(Data records)
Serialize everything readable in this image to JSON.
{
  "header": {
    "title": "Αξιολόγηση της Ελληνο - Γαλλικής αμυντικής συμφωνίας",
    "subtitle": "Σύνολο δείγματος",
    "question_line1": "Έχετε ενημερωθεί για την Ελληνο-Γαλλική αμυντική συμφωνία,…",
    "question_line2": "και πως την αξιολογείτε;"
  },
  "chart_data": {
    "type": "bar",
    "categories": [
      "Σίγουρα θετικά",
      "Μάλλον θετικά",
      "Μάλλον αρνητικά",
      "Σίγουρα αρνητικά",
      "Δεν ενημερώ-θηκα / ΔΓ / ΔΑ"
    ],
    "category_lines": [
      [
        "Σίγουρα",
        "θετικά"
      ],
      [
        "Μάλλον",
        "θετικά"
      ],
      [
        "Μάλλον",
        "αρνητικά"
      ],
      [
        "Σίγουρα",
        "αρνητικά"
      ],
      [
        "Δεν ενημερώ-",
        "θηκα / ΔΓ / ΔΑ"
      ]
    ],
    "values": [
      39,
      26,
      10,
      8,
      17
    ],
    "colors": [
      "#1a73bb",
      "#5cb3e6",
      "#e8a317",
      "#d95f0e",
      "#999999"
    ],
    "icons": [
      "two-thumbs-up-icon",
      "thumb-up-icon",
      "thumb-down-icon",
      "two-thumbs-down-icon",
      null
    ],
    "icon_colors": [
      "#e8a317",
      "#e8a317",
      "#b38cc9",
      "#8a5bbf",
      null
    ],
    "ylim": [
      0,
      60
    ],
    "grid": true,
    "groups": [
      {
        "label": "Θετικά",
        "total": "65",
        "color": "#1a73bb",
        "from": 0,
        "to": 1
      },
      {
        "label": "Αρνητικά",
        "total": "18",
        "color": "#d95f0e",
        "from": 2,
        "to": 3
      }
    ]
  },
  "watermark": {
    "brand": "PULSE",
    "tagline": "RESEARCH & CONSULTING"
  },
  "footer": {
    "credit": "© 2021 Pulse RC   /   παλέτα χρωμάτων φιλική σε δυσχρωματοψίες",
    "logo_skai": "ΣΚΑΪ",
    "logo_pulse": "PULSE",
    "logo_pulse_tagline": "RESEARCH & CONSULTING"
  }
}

§ **Your task**
Restate the records, all of them, precisely as written.

§ **Written answer**
Serialize everything readable in this image to JSON.
{
  "header": {
    "title": "Αξιολόγηση της Ελληνο - Γαλλικής αμυντικής συμφωνίας",
    "subtitle": "Σύνολο δείγματος",
    "question_line1": "Έχετε ενημερωθεί για την Ελληνο-Γαλλική αμυντική συμφωνία,…",
    "question_line2": "και πως την αξιολογείτε;"
  },
  "chart_data": {
    "type": "bar",
    "categories": [
      "Σίγουρα θετικά",
      "Μάλλον θετικά",
      "Μάλλον αρνητικά",
      "Σίγουρα αρνητικά",
      "Δεν ενημερώ-θηκα / ΔΓ / ΔΑ"
    ],
    "category_lines": [
      [
        "Σίγουρα",
        "θετικά"
      ],
      [
        "Μάλλον",
        "θετικά"
      ],
      [
        "Μάλλον",
        "αρνητικά"
      ],
      [
        "Σίγουρα",
        "αρνητικά"
      ],
      [
        "Δεν ενημερώ-",
        "θηκα / ΔΓ / ΔΑ"
      ]
    ],
    "values": [
      39,
      26,
      10,
      8,
      17
    ],
    "colors": [
      "#1a73bb",
      "#5cb3e6",
      "#e8a317",
      "#d95f0e",
      "#999999"
    ],
    "icons": [
      "two-thumbs-up-icon",
      "thumb-up-icon",
      "thumb-down-icon",
      "two-thumbs-down-icon",
      null
    ],
    "icon_colors": [
      "#e8a317",
      "#e8a317",
      "#b38cc9",
      "#8a5bbf",
      null
    ],
    "ylim": [
      0,
      60
    ],
    "grid": true,
    "groups": [
      {
        "label": "Θετικά",
        "total": "65",
        "color": "#1a73bb",
        "from": 0,
        "to": 1
      },
      {
        "label": "Αρνητικά",
        "total": "18",
        "color": "#d95f0e",
        "from": 2,
        "to": 3
      }
    ]
  },
  "watermark": {
    "brand": "PULSE",
    "tagline": "RESEARCH & CONSULTING"
  },
  "footer": {
    "credit": "© 2021 Pulse RC   /   παλέτα χρωμάτων φιλική σε δυσχρωματοψίες",
    "logo_skai": "ΣΚΑΪ",
    "logo_pulse": "PULSE",
    "logo_pulse_tagline": "RESEARCH & CONSULTING"
  }
}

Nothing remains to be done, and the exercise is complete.